-- Document excerpt --
** Begin **
If you asked most people what their biggest payment was each month, it would be their mortgage. Given that I’m just moving out of my parents house and looking to enter the real world, I’ve been doing a lot of research about these sorts of things. When I sat down to find out how much housing costs, as well as how much the mortgage payments on the housing would be, I was shocked. Expenses add up REALLY fast.
While I could afford a fairly decent smaller home at this point, I’ve found that there’s usually a way to circumvent or at least improve on the things that most people do. And housing is no exception. Plus, as I’ve decided that credit cards and financing a car are all really bad ways of handling money, I knew I wanted a way to create adequate housing without having to borrow money (and paying interest) to do it.
This is the solution I found.
Go Small and Go Home
The truth is, most American housing is way oversized. The only reason it might not seem big enough is because we as a consumer nation collect an absurd amount of junk in our lifetimes. But with some simplicity and a little Zen thinking, it’s quite possible to live well and spaciously in a very small house.
How small do you think I’m talking about? If you’re anywhere over 1000 square feet then you’re way off. If you’re thinking closer to a studio apartment that’s perhaps 500 square feet, then you’re getting closer. Of course, I hate monthly payments, and I’d rather own something than rent it, so apartments are personally out for me, but for size comparisons it’s a good starting place.
Of course, even 500 square feet can be pretty roomy if you’re not a complete packrat. Try *drum roll* 89 square feet. That is not a typo, and you’re not in the Twilight Zone. While most people’s argument against a really small house is “my bathroom is bigger than that”, your argument may now be “my toilet is bigger than that” but don’t worry, just watch this video.
Did you watch it? If not, please do. It’s short, and awesome.
Honestly, the house is still somewhat cluttered by unnecessary items. You can make it look even roomier if you wanted to. The point is that even just 89 square feet is quite liveable.
The Tiny House Movement
I’ve been doing a lot of research into small homes like this, which are collectively referred to as the Tiny House Movement. The idea is to reduce consumer waste and save a lot of resources, including money. You can build one of these things from anywhere from a couple thousand dollars to around 15 grand if you really want to get fancy. They cost almost nothing (literally nothing if you get solar panels) for utilities and are a fantastic idea in general. They can also be quite quaint – I love the one in the video.
** End **
-- The records --
** Begin **
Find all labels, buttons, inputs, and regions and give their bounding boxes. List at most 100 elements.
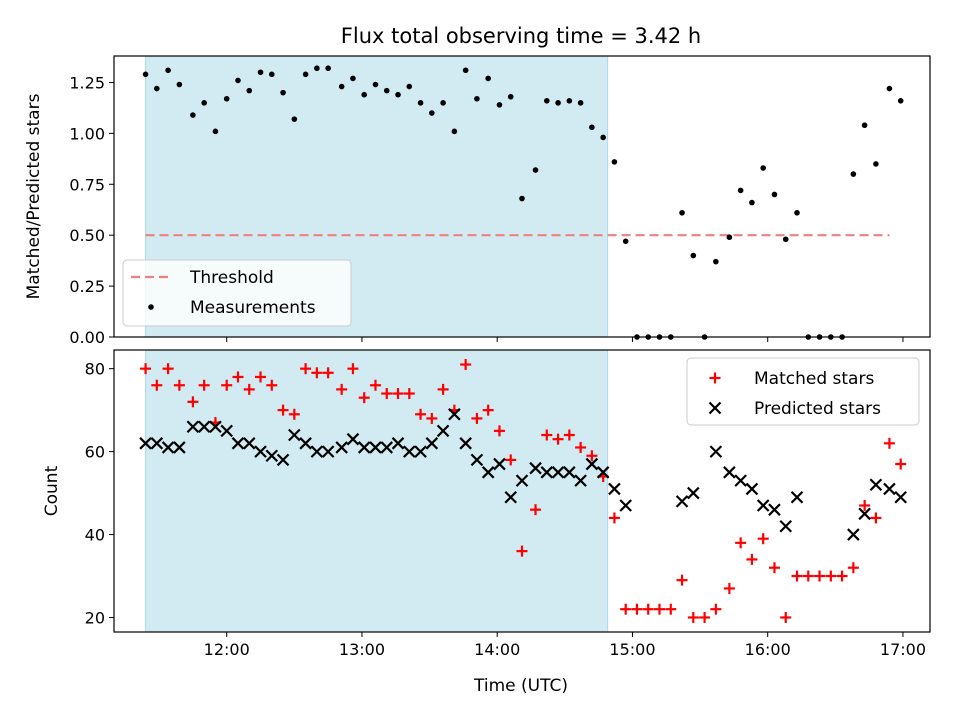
matched-star-point [859,500,871,512]
predicted-star-point [756,499,770,512]
predicted-star-point [231,437,245,450]
predicted-star-point [173,441,186,454]
measurement-point [190,112,196,118]
measurement-point [496,102,503,108]
predicted-star-point [310,445,324,458]
chart-title: Flux total observing time = 3.42 h [341,24,701,48]
matched-star-point [140,363,152,375]
matched-star-point [288,408,300,420]
x-tick-label: 14:00 [474,640,520,659]
predicted-star-point [369,441,382,454]
predicted-star-point [346,432,360,446]
measurement-point [154,85,160,92]
legend-predicted-swatch [708,401,722,415]
predicted-star-point [254,445,267,458]
predicted-star-point [220,424,233,438]
measurement-point [223,95,230,102]
measurement-point [417,100,424,106]
matched-star-point [415,408,427,420]
matched-star-point [883,437,895,449]
measurement-point [771,191,778,198]
predicted-star-point [448,408,461,421]
predicted-star-point [779,519,793,533]
matched-star-point [757,533,769,545]
matched-star-point [471,412,483,424]
measurement-point [406,83,413,90]
measurement-point [611,159,618,165]
measurement-point [212,128,219,135]
predicted-star-point [276,453,290,467]
measurement-point [737,187,744,194]
measurement-point [679,209,685,216]
matched-star-point [173,379,185,391]
predicted-star-point [470,453,484,467]
measurement-point [543,97,550,104]
matched-star-point [221,379,233,391]
y-tick-label: 0.25 [69,277,105,296]
predicted-star-point [425,437,439,450]
predicted-star-point [608,482,621,496]
measurement-point [713,258,719,265]
predicted-star-point [186,420,200,433]
predicted-star-point [675,495,689,508]
measurement-point [566,97,573,104]
measurement-point [165,67,171,74]
y-tick-label: 80 [85,360,105,379]
upper-y-axis-label: Matched/Predicted stars [24,93,44,299]
measurement-point [429,110,435,116]
matched-star-point [687,611,699,623]
measurement-point [897,97,904,104]
predicted-star-point [869,478,883,492]
matched-star-point [563,429,575,441]
x-tick-label: 15:00 [609,640,655,659]
observing-window-shade [145,349,609,633]
predicted-star-point [321,445,335,458]
matched-star-point [608,512,620,524]
legend-measurement-swatch [148,304,154,310]
matched-star-point [780,611,792,623]
matched-star-point [347,363,359,375]
measurement-point [372,81,379,88]
predicted-star-point [790,490,804,504]
matched-star-point [516,545,528,557]
matched-star-point [825,570,837,582]
x-tick-label: 12:00 [204,640,250,659]
measurement-point [176,81,183,88]
predicted-star-point [574,474,587,487]
matched-star-point [198,379,210,391]
measurement-point [760,165,766,171]
predicted-star-point [687,486,700,500]
matched-star-point [505,454,517,466]
measurement-point [474,95,480,102]
measurement-point [577,100,584,106]
matched-star-point [322,367,334,379]
predicted-star-point [209,420,222,433]
measurement-point [873,161,879,167]
matched-star-point [482,404,494,416]
matched-star-point [277,404,289,416]
matched-star-point [665,603,677,615]
predicted-star-point [563,466,576,479]
predicted-star-point [380,441,394,454]
matched-star-point [791,570,803,582]
matched-star-point [300,363,312,375]
matched-star-point [493,425,505,437]
matched-star-point [151,379,163,391]
predicted-star-point [299,437,312,450]
matched-star-point [699,611,711,623]
predicted-star-point [619,499,632,512]
predicted-star-point [768,503,781,516]
legend-matched-swatch [709,372,721,384]
predicted-star-point [596,466,610,479]
predicted-star-point [585,457,599,471]
predicted-star-point [493,457,506,471]
predicted-star-point [414,445,427,458]
matched-star-point [460,359,472,371]
measurement-point [314,65,320,72]
measurement-point [302,71,309,78]
predicted-star-point [529,461,542,475]
upper-panel: 0.00 0.25 0.50 0.75 1.00 1.25 Matched/Predict… [24,55,931,347]
measurement-point [257,69,264,76]
measurement-point [794,209,800,216]
predicted-star-point [540,466,554,479]
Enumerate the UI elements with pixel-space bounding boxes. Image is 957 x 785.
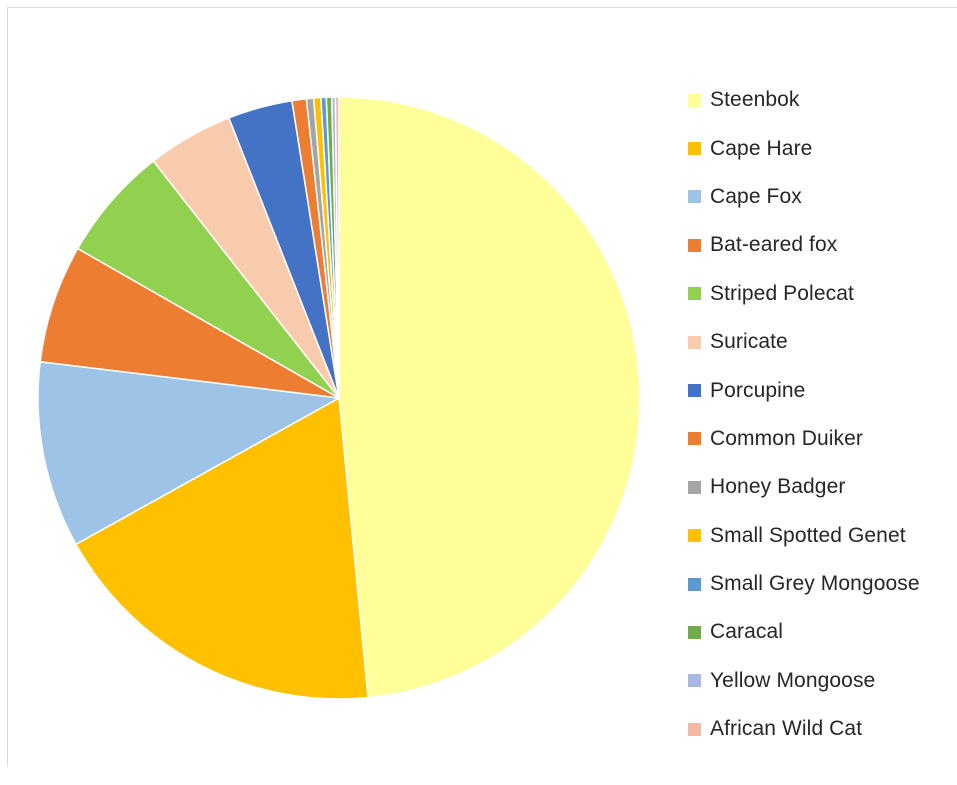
pie-chart [37,96,641,700]
legend-item: Porcupine [688,366,920,414]
legend-label: Cape Hare [710,136,813,160]
legend-item: Small Spotted Genet [688,512,920,560]
legend-label: Yellow Mongoose [710,668,876,692]
legend-swatch [688,529,701,543]
legend-swatch [688,287,701,301]
legend-label: Suricate [710,330,788,354]
legend-label: Striped Polecat [710,281,854,305]
legend-swatch [688,238,701,252]
legend-item: Striped Polecat [688,270,920,318]
legend-swatch [688,190,701,204]
legend-label: Common Duiker [710,426,864,450]
legend-swatch [688,384,701,398]
pie-slice-cape-hare [75,397,369,700]
legend-item: African Wild Cat [688,705,920,753]
legend-swatch [688,480,701,494]
legend-swatch [688,674,701,688]
legend-label: Small Spotted Genet [710,523,906,547]
legend-item: Caracal [688,608,920,656]
legend-item: Steenbok [688,76,920,124]
legend-label: African Wild Cat [710,717,863,741]
pie-slice-steenbok [338,96,641,699]
pie-slice-bat-eared-fox [39,247,340,399]
legend-item: Honey Badger [688,463,920,511]
chart-area: Steenbok Cape Hare Cape Fox Bat-eared fox St… [7,7,957,767]
legend-swatch [688,142,701,156]
pie-slice-cape-fox [37,360,340,546]
legend-swatch [688,577,701,591]
legend-label: Cape Fox [710,184,802,208]
legend-item: Cape Fox [688,173,920,221]
legend-swatch [688,93,701,107]
legend-item: Suricate [688,318,920,366]
legend-item: Cape Hare [688,124,920,172]
legend-swatch [688,432,701,446]
legend-swatch [688,625,701,639]
legend-item: Common Duiker [688,415,920,463]
chart-legend: Steenbok Cape Hare Cape Fox Bat-eared fox St… [688,76,920,753]
legend-swatch [688,335,701,349]
pie-slice-african-wild-cat [334,96,340,399]
legend-label: Caracal [710,620,784,644]
legend-item: Small Grey Mongoose [688,560,920,608]
legend-label: Bat-eared fox [710,233,838,257]
legend-label: Steenbok [710,88,800,112]
legend-item: Bat-eared fox [688,221,920,269]
pie-slice-striped-polecat [76,160,340,399]
legend-label: Porcupine [710,378,806,402]
legend-swatch [688,722,701,736]
legend-label: Small Grey Mongoose [710,572,920,596]
legend-item: Yellow Mongoose [688,657,920,705]
legend-label: Honey Badger [710,475,846,499]
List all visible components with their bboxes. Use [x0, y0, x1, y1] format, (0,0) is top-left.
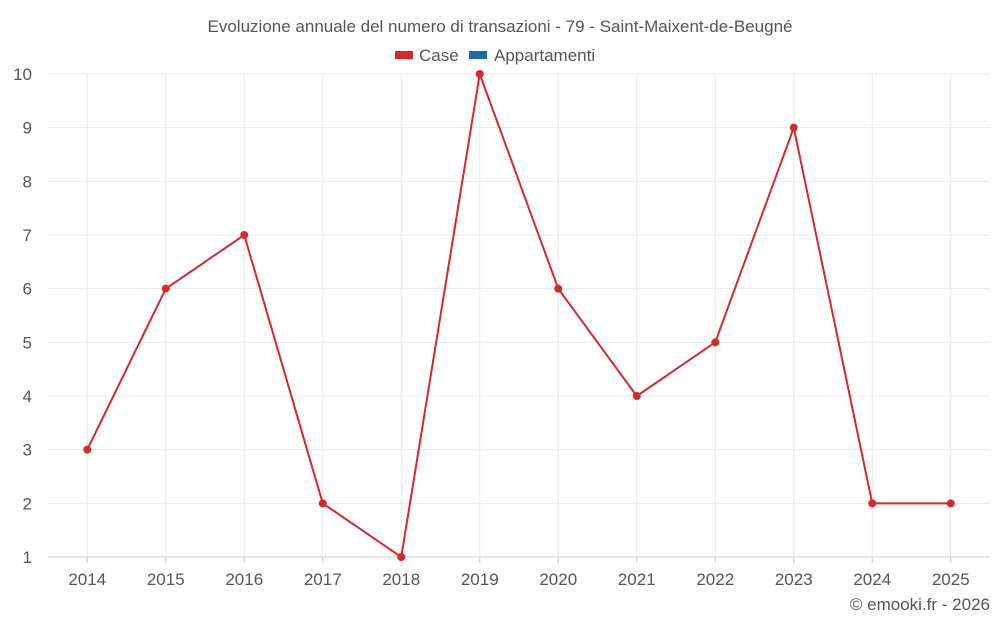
** End **
-- To-do list --
• A. In the records, starting at the line containing "matched-star-point [859,500,871,512]" and ending at the line containing "chart-title: Flux total", swap "measurement-point" for "observation-point" and reproduce those lines with nothing else altered.
• B. Pick up the piece on tiny houses and write its next part.
The records are unrelated to the text.

-- Replies --
• A.
matched-star-point [859,500,871,512]
predicted-star-point [756,499,770,512]
predicted-star-point [231,437,245,450]
predicted-star-point [173,441,186,454]
observation-point [190,112,196,118]
observation-point [496,102,503,108]
predicted-star-point [310,445,324,458]
chart-title: Flux total observing time = 3.42 h [341,24,701,48]

• B.
Of course, all this being said, I decided that I don’t want a “tiny” house. I think it’s a cool idea, but ultimately unnecessary. The main benefit behind having such a small house is that you can build it on a travel trailer and literally live anywhere, plus they’re small enough to get around any housing regulations so you can put them just about anywhere. But for me, I want something a little bigger.
I’m still in the beginning stages of this idea, but I’m thinking of somewhere around 400 to 600 square feet. It has to be small enough for me to build it myself, which I’m very determined to do, yet large enough so I don’t feel entirely claustrophobic when I’m in it. I’ll probably go for a similar design as you saw in the video, meaning there will be one or two large rooms and a loft, which I really love for some reason, I think it would be awesome to sleep up there by a nice window and wake up with the sun shining through every morning.
See, it doesn’t sound so bad now does it?
How I’m Going to Avoid Paying a Mortgage
The most obvious way that I’m going to avoid paying a mortgage is that I’m going to pay for everything I do in cash, which is quite a possibility in this scenario. I’ll be building my home step-by-step, which will allow me to pay for each part of the work individually. I can save up for a month or two and complete new portion of it. And because I’m building so small, I don’t think it’ll take me very long to do it. Of course I’m not going to move forward until I know specifics, as well as more about building, but this is my plan thus far.
I still need a place to actually put the home. My parents have an extra field on their land, but due to regulations I probably won’t be able to build there. My dad told me he would give me the field if he could, but I would insist on paying for it anyway. I really want to do everything myself, fair and square.
Do It Yourself
I’ll probably end up buying land here in Oklahoma somewhere. As I understand it, land is relatively inexpensive here as compared to a lot of places. I could probably pick up an acre or two for around 10 grand or less. Add on another ~10 grand for my housing project, and you’ve got a homeowner and landowner with no mortgage and absolutely zero loans – not a bad proposition.
It will probably take me a year and half to two years to save that this much money as I don’t earn all that much. If I could become a regular at the post office I could likely do it in six months, but it takes ages (approximately 5 years here) to become a regular, so I’ll be keeping my one day a week job at the post office and I’ll pick up something else on the side.
The reason I’m saying that is to tell you that it’s actually quite easy to solve the main big kid problems of life without going into crazy amounts of debt. At the time of this writing, I have approximately 0 net worth. Yet I’ll easily be able to purchase land and build a home for myself with cash within the next couple of years, even if I had to work a minimum wage job most of the time. If land is more expensive where you live, or you have a family, it may take longer, but it’s still doable.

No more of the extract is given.